Given instruction -
Retype each record shown below, leaving every character as it is.

"""

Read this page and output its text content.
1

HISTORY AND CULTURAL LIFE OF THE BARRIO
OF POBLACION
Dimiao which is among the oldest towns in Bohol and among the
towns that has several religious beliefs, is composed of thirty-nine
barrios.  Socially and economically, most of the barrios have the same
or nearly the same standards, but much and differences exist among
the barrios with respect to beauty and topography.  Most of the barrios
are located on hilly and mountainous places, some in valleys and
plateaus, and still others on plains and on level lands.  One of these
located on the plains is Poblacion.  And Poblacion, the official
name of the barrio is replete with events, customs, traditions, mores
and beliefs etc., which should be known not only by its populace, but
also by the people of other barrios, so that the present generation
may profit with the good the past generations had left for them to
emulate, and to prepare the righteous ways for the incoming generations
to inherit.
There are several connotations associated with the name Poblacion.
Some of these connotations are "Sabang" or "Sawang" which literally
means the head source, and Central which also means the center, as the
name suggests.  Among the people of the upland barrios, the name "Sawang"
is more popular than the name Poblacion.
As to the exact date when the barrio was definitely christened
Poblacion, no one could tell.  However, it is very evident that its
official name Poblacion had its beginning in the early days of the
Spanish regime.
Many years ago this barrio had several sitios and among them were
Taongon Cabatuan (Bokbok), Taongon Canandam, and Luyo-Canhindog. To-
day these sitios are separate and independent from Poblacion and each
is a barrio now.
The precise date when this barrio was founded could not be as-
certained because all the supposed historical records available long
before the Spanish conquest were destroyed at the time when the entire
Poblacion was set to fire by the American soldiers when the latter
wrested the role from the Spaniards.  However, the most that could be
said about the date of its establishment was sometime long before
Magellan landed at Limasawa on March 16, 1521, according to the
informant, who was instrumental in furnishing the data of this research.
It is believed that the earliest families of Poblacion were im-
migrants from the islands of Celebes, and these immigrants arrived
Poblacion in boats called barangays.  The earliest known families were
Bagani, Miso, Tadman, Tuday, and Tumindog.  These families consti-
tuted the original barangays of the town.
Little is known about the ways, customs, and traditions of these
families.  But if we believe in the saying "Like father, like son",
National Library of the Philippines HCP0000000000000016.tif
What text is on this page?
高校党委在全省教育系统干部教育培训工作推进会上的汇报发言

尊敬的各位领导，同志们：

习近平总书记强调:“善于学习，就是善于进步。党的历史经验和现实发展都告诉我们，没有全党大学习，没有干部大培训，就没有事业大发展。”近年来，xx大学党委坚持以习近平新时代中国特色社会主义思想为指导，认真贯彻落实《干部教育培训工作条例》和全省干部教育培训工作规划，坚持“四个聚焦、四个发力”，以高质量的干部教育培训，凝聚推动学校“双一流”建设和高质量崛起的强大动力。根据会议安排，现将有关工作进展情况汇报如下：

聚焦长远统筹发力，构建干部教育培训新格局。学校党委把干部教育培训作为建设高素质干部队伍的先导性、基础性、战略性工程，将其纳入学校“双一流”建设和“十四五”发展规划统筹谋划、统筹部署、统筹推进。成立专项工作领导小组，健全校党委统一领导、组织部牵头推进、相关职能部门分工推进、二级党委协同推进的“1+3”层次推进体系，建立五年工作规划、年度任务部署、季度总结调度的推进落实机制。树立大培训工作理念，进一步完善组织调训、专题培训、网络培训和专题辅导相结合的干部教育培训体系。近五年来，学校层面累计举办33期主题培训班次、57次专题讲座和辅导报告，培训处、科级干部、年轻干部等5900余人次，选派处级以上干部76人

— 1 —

"""

Result for this task -
Read this page and output its text content.
1

HISTORY AND CULTURAL LIFE OF THE BARRIO
OF POBLACION
Dimiao which is among the oldest towns in Bohol and among the
towns that has several religious beliefs, is composed of thirty-nine
barrios.  Socially and economically, most of the barrios have the same
or nearly the same standards, but much and differences exist among
the barrios with respect to beauty and topography.  Most of the barrios
are located on hilly and mountainous places, some in valleys and
plateaus, and still others on plains and on level lands.  One of these
located on the plains is Poblacion.  And Poblacion, the official
name of the barrio is replete with events, customs, traditions, mores
and beliefs etc., which should be known not only by its populace, but
also by the people of other barrios, so that the present generation
may profit with the good the past generations had left for them to
emulate, and to prepare the righteous ways for the incoming generations
to inherit.
There are several connotations associated with the name Poblacion.
Some of these connotations are "Sabang" or "Sawang" which literally
means the head source, and Central which also means the center, as the
name suggests.  Among the people of the upland barrios, the name "Sawang"
is more popular than the name Poblacion.
As to the exact date when the barrio was definitely christened
Poblacion, no one could tell.  However, it is very evident that its
official name Poblacion had its beginning in the early days of the
Spanish regime.
Many years ago this barrio had several sitios and among them were
Taongon Cabatuan (Bokbok), Taongon Canandam, and Luyo-Canhindog. To-
day these sitios are separate and independent from Poblacion and each
is a barrio now.
The precise date when this barrio was founded could not be as-
certained because all the supposed historical records available long
before the Spanish conquest were destroyed at the time when the entire
Poblacion was set to fire by the American soldiers when the latter
wrested the role from the Spaniards.  However, the most that could be
said about the date of its establishment was sometime long before
Magellan landed at Limasawa on March 16, 1521, according to the
informant, who was instrumental in furnishing the data of this research.
It is believed that the earliest families of Poblacion were im-
migrants from the islands of Celebes, and these immigrants arrived
Poblacion in boats called barangays.  The earliest known families were
Bagani, Miso, Tadman, Tuday, and Tumindog.  These families consti-
tuted the original barangays of the town.
Little is known about the ways, customs, and traditions of these
families.  But if we believe in the saying "Like father, like son",
National Library of the Philippines HCP0000000000000016.tif
What text is on this page?
高校党委在全省教育系统干部教育培训工作推进会上的汇报发言

尊敬的各位领导，同志们：

习近平总书记强调:“善于学习，就是善于进步。党的历史经验和现实发展都告诉我们，没有全党大学习，没有干部大培训，就没有事业大发展。”近年来，xx大学党委坚持以习近平新时代中国特色社会主义思想为指导，认真贯彻落实《干部教育培训工作条例》和全省干部教育培训工作规划，坚持“四个聚焦、四个发力”，以高质量的干部教育培训，凝聚推动学校“双一流”建设和高质量崛起的强大动力。根据会议安排，现将有关工作进展情况汇报如下：

聚焦长远统筹发力，构建干部教育培训新格局。学校党委把干部教育培训作为建设高素质干部队伍的先导性、基础性、战略性工程，将其纳入学校“双一流”建设和“十四五”发展规划统筹谋划、统筹部署、统筹推进。成立专项工作领导小组，健全校党委统一领导、组织部牵头推进、相关职能部门分工推进、二级党委协同推进的“1+3”层次推进体系，建立五年工作规划、年度任务部署、季度总结调度的推进落实机制。树立大培训工作理念，进一步完善组织调训、专题培训、网络培训和专题辅导相结合的干部教育培训体系。近五年来，学校层面累计举办33期主题培训班次、57次专题讲座和辅导报告，培训处、科级干部、年轻干部等5900余人次，选派处级以上干部76人

— 1 —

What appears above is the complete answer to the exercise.